EXERCISE INSTRUCTIONS:
Scan the lines below; pull out those with "dollar".
··· RECORDS SHOWN ···
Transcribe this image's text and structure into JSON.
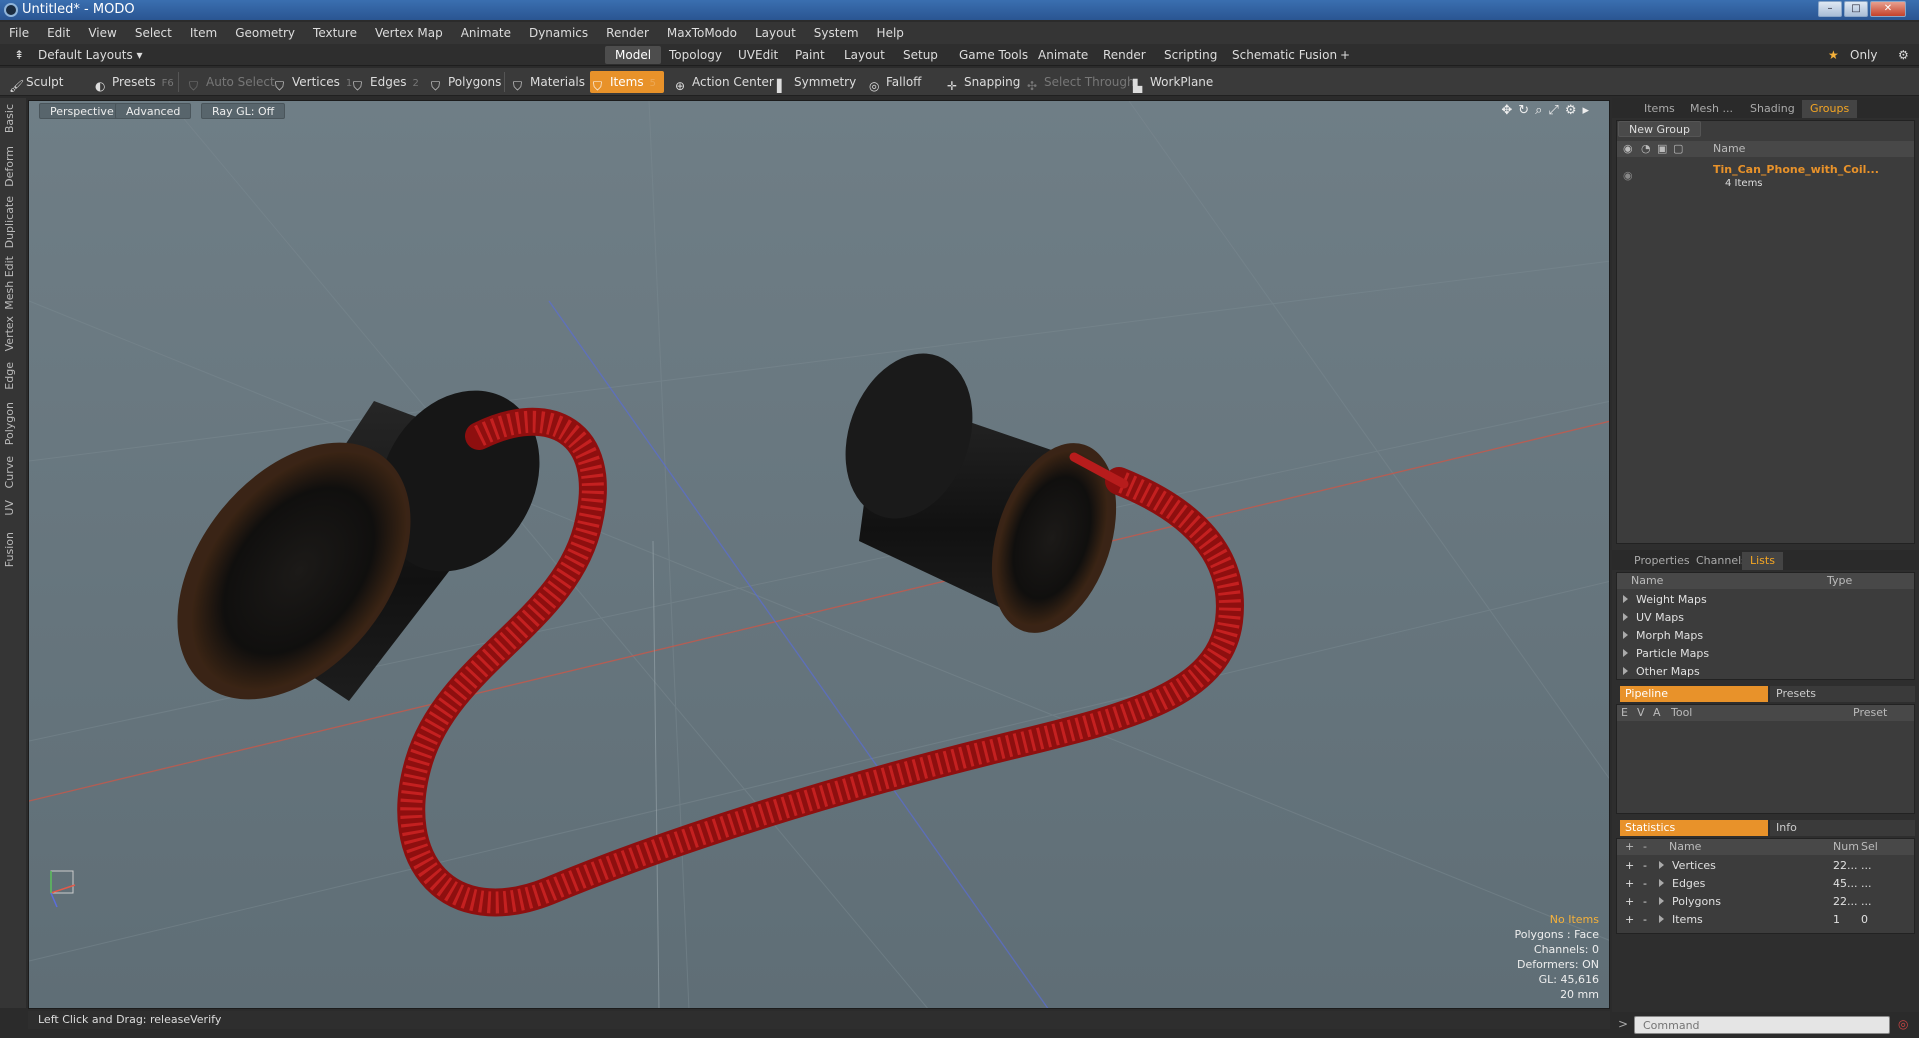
{
  "window": {
    "title": "Untitled* - MODO"
  },
  "menu": [
    "File",
    "Edit",
    "View",
    "Select",
    "Item",
    "Geometry",
    "Texture",
    "Vertex Map",
    "Animate",
    "Dynamics",
    "Render",
    "MaxToModo",
    "Layout",
    "System",
    "Help"
  ],
  "layout_selector": "Default Layouts",
  "layout_tabs": [
    "Model",
    "Topology",
    "UVEdit",
    "Paint",
    "Layout",
    "Setup",
    "Game Tools",
    "Animate",
    "Render",
    "Scripting",
    "Schematic Fusion"
  ],
  "only_label": "Only",
  "toolbar": {
    "sculpt": "Sculpt",
    "presets": "Presets",
    "presets_key": "F6",
    "auto_select": "Auto Select",
    "vertices": "Vertices",
    "vertices_key": "1",
    "edges": "Edges",
    "edges_key": "2",
    "polygons": "Polygons",
    "materials": "Materials",
    "items": "Items",
    "items_key": "5",
    "action_center": "Action Center",
    "symmetry": "Symmetry",
    "falloff": "Falloff",
    "snapping": "Snapping",
    "select_through": "Select Through",
    "workplane": "WorkPlane"
  },
  "left_tabs": [
    "Basic",
    "Deform",
    "Duplicate",
    "Mesh Edit",
    "Vertex",
    "Edge",
    "Polygon",
    "Curve",
    "UV",
    "Fusion"
  ],
  "viewport": {
    "perspective": "Perspective",
    "advanced": "Advanced",
    "raygl": "Ray GL: Off",
    "info": {
      "selection": "No Items",
      "polygons": "Polygons : Face",
      "channels": "Channels: 0",
      "deformers": "Deformers: ON",
      "gl": "GL: 45,616",
      "scale": "20 mm"
    }
  },
  "status": {
    "text": "Left Click and Drag:   releaseVerify"
  },
  "right_panel": {
    "top_tabs": [
      "Items",
      "Mesh ...",
      "Shading",
      "Groups"
    ],
    "new_group": "New Group",
    "name_header": "Name",
    "group_name": "Tin_Can_Phone_with_Coil...",
    "group_count": "4 Items",
    "mid_tabs": [
      "Properties",
      "Channels",
      "Lists"
    ],
    "lists_headers": {
      "name": "Name",
      "type": "Type"
    },
    "lists_items": [
      "Weight Maps",
      "UV Maps",
      "Morph Maps",
      "Particle Maps",
      "Other Maps"
    ],
    "pipeline_tab": "Pipeline",
    "presets_tab": "Presets",
    "pipeline_headers": {
      "e": "E",
      "v": "V",
      "a": "A",
      "tool": "Tool",
      "preset": "Preset"
    },
    "statistics_tab": "Statistics",
    "info_tab": "Info",
    "stats_headers": {
      "name": "Name",
      "num": "Num",
      "sel": "Sel"
    },
    "stats_rows": [
      {
        "name": "Vertices",
        "num": "22...",
        "sel": "..."
      },
      {
        "name": "Edges",
        "num": "45...",
        "sel": "..."
      },
      {
        "name": "Polygons",
        "num": "22...",
        "sel": "..."
      },
      {
        "name": "Items",
        "num": "1",
        "sel": "0"
      }
    ],
    "command_placeholder": "Command"
  },
  "colors": {
    "accent": "#e8922a",
    "viewport_bg": "#6a7981",
    "cord": "#a81515",
    "can": "#1a1a1a"
  }
}
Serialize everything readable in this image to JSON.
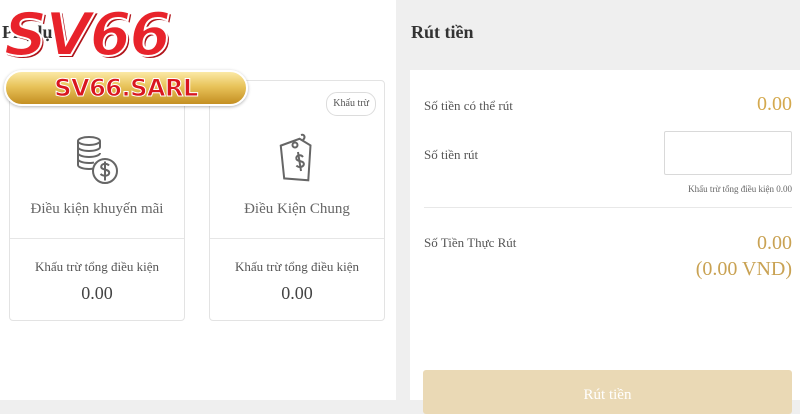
{
  "logo": {
    "brand": "SV66",
    "domain": "SV66.SARL"
  },
  "left": {
    "title": "Phụ lục",
    "cards": [
      {
        "icon": "coins-dollar-icon",
        "badge": "",
        "title": "Điều kiện khuyến mãi",
        "sub_label": "Khấu trừ tổng điều kiện",
        "value": "0.00"
      },
      {
        "icon": "price-tag-dollar-icon",
        "badge": "Khấu trừ",
        "title": "Điều Kiện Chung",
        "sub_label": "Khấu trừ tổng điều kiện",
        "value": "0.00"
      }
    ]
  },
  "withdraw": {
    "title": "Rút tiền",
    "available_label": "Số tiền có thể rút",
    "available_value": "0.00",
    "amount_label": "Số tiền rút",
    "amount_value": "",
    "hint": "Khấu trừ tổng điều kiện 0.00",
    "actual_label": "Số Tiền Thực Rút",
    "actual_value": "0.00",
    "actual_vnd": "(0.00 VND)",
    "button_label": "Rút tiền"
  },
  "colors": {
    "accent_gold": "#d4a94e",
    "button_bg": "#ead9b5",
    "brand_red": "#e8232b"
  }
}
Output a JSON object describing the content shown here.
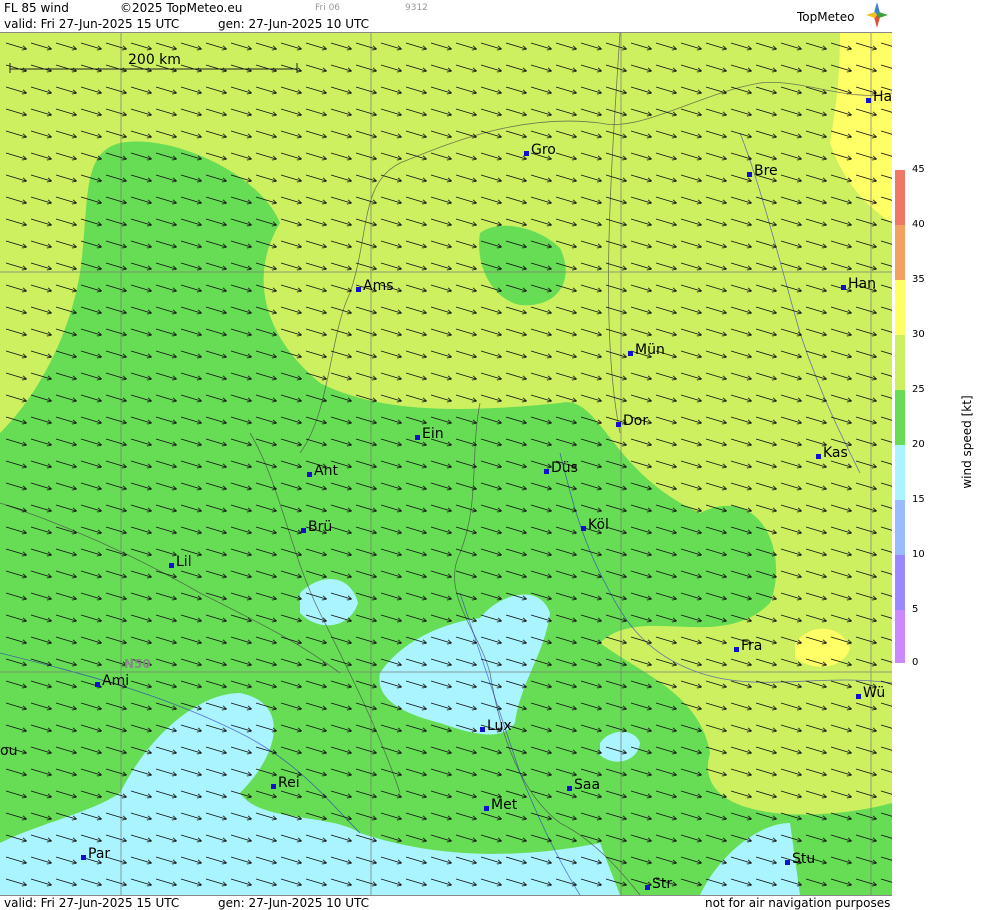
{
  "header": {
    "title": "FL 85 wind",
    "copyright": "©2025 TopMeteo.eu",
    "valid": "valid:  Fri  27-Jun-2025  15 UTC",
    "gen": "gen: 27-Jun-2025 10 UTC",
    "small_day": "Fri 06",
    "small_code": "9312",
    "logo": "TopMeteo"
  },
  "footer": {
    "valid": "valid:  Fri  27-Jun-2025  15 UTC",
    "gen": "gen: 27-Jun-2025 10 UTC",
    "disclaimer": "not for air navigation purposes"
  },
  "map": {
    "scale_label": "200 km",
    "lat_label": "N50",
    "cities": [
      "Ha",
      "Gro",
      "Bre",
      "Ams",
      "Han",
      "Mün",
      "Dor",
      "Ein",
      "Kas",
      "Ant",
      "Düs",
      "Brü",
      "Köl",
      "Lil",
      "Fra",
      "Ami",
      "Wü",
      "ou",
      "Lux",
      "Rei",
      "Saa",
      "Met",
      "Par",
      "Stu",
      "Str"
    ]
  },
  "legend": {
    "title": "wind  speed  [kt]",
    "ticks": [
      "45",
      "40",
      "35",
      "30",
      "25",
      "20",
      "15",
      "10",
      "5",
      "0"
    ],
    "colors": {
      "c40_45": "#ee7766",
      "c35_40": "#f4a060",
      "c30_35": "#ffff66",
      "c25_30": "#ccf060",
      "c20_25": "#66dd55",
      "c15_20": "#aaf4ff",
      "c10_15": "#99bbff",
      "c5_10": "#9988ff",
      "c0_5": "#cc88ff"
    }
  }
}
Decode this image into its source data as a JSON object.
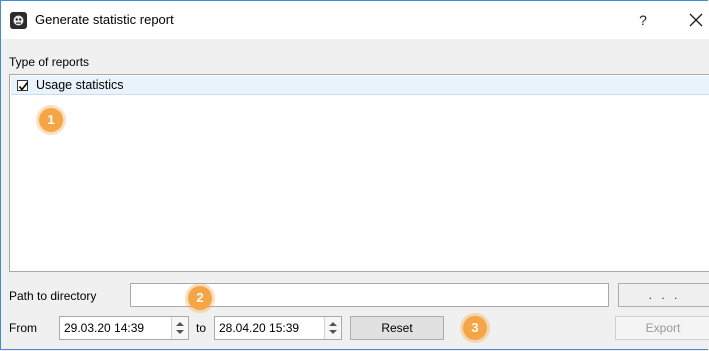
{
  "window": {
    "title": "Generate statistic report",
    "help_label": "?",
    "app_icon": "app-logo-icon",
    "close_icon": "close-icon"
  },
  "reports": {
    "section_label": "Type of reports",
    "items": [
      {
        "label": "Usage statistics",
        "checked": true
      }
    ]
  },
  "path": {
    "label": "Path to directory",
    "value": "",
    "browse_label": ". . ."
  },
  "date_range": {
    "from_label": "From",
    "from_value": "29.03.20 14:39",
    "to_label": "to",
    "to_value": "28.04.20 15:39"
  },
  "buttons": {
    "reset_label": "Reset",
    "export_label": "Export"
  },
  "markers": [
    "1",
    "2",
    "3"
  ],
  "colors": {
    "marker": "#f6a544",
    "window_border": "#3c8fd8",
    "selected_row": "#e9f3fc"
  }
}
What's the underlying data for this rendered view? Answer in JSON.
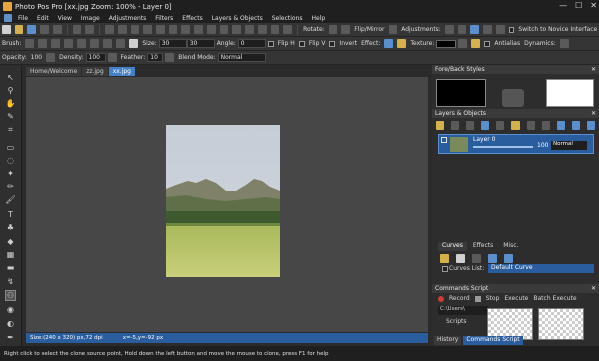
{
  "window": {
    "title": "Photo Pos Pro [xx.jpg Zoom: 100% - Layer 0]",
    "controls": [
      "—",
      "☐",
      "✕"
    ]
  },
  "menu": [
    "File",
    "Edit",
    "View",
    "Image",
    "Adjustments",
    "Filters",
    "Effects",
    "Layers & Objects",
    "Selections",
    "Help"
  ],
  "toolbar1": {
    "rotate": "Rotate:",
    "flip_mirror": "Flip/Mirror",
    "adjustments": "Adjustments:",
    "novice": "Switch to Novice Interface"
  },
  "toolbar2": {
    "brush": "Brush:",
    "size_label": "Size:",
    "size_value": "30",
    "size_value2": "30",
    "angle_label": "Angle:",
    "angle_value": "0",
    "flip_h": "Flip H",
    "flip_v": "Flip V",
    "invert": "Invert",
    "effect": "Effect:",
    "texture": "Texture:",
    "antialias": "Antialias",
    "dynamics": "Dynamics:"
  },
  "toolbar3": {
    "opacity_label": "Opacity:",
    "opacity_value": "100",
    "density_label": "Density:",
    "density_value": "100",
    "feather_label": "Feather:",
    "feather_value": "10",
    "blend_label": "Blend Mode:",
    "blend_value": "Normal"
  },
  "tabs": [
    "Home/Welcome",
    "zz.jpg",
    "xx.jpg"
  ],
  "status": {
    "size": "Size:(240 x 320) px,72 dpi",
    "pos": "x=-5,y=-92 px",
    "hint": "Right click to select the clone source point, Hold down the left button and move the mouse to clone, press F1 for help"
  },
  "panels": {
    "foreback": "Fore/Back Styles",
    "layers": "Layers & Objects",
    "layer_name": "Layer 0",
    "layer_opacity": "100",
    "layer_blend": "Normal",
    "curves_tabs": [
      "Curves",
      "Effects",
      "Misc."
    ],
    "curves_list": "Curves List:",
    "curve_item": "Default Curve",
    "commands": "Commands Script",
    "record": "Record",
    "stop": "Stop",
    "execute": "Execute",
    "batch": "Batch Execute",
    "path": "C:\\Users\\",
    "scripts": "Scripts",
    "bottom_tabs": [
      "History",
      "Commands Script"
    ]
  }
}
···
THE COMPLETED TASK:
        "icon": "coins-dollar-icon",
        "icon": "price-tag-dollar-icon",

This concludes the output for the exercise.